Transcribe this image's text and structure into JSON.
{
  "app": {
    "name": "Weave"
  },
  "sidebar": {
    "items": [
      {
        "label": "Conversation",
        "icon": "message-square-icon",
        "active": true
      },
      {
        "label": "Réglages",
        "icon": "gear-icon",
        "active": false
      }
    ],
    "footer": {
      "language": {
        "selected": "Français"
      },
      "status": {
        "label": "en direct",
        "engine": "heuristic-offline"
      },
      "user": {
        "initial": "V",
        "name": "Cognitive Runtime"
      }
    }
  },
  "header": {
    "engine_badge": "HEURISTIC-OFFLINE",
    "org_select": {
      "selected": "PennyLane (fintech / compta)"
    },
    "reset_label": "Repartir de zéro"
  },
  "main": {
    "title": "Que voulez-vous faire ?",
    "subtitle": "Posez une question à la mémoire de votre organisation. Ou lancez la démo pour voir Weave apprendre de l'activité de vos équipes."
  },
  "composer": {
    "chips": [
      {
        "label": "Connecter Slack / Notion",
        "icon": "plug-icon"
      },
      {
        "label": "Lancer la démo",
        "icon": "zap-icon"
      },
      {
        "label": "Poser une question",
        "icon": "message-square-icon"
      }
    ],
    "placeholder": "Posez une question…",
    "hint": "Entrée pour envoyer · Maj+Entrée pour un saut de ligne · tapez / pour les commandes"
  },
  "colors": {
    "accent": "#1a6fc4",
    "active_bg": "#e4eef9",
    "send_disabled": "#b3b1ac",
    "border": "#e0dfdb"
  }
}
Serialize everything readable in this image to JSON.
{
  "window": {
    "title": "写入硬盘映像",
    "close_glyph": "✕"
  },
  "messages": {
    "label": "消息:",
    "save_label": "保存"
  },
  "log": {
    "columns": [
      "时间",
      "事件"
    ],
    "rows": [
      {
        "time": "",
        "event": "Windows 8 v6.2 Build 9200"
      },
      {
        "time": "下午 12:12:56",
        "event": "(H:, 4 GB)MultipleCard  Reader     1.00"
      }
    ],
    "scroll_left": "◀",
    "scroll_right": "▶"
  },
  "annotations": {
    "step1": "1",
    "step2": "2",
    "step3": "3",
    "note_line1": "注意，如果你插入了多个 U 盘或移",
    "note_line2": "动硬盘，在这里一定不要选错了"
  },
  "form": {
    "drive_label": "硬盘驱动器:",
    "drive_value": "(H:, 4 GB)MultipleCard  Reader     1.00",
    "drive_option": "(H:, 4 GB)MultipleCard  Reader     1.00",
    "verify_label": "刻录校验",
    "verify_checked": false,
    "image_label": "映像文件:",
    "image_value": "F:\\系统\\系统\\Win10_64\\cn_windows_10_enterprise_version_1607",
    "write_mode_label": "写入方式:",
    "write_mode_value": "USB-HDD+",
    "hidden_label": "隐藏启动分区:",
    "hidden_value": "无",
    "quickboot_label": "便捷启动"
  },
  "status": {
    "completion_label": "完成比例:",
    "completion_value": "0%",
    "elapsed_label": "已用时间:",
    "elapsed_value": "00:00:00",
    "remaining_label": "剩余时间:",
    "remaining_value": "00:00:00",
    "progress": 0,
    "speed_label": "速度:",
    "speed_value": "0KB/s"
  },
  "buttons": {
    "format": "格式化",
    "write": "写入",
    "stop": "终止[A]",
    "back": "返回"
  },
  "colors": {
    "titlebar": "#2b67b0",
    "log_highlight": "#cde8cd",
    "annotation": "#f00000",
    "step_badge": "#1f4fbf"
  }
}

---

- **Exercise**
Find all the lines containing "selected" in the material, then copy them.

- **Expected output**
        "selected": "Français"
      "selected": "PennyLane (fintech / compta)"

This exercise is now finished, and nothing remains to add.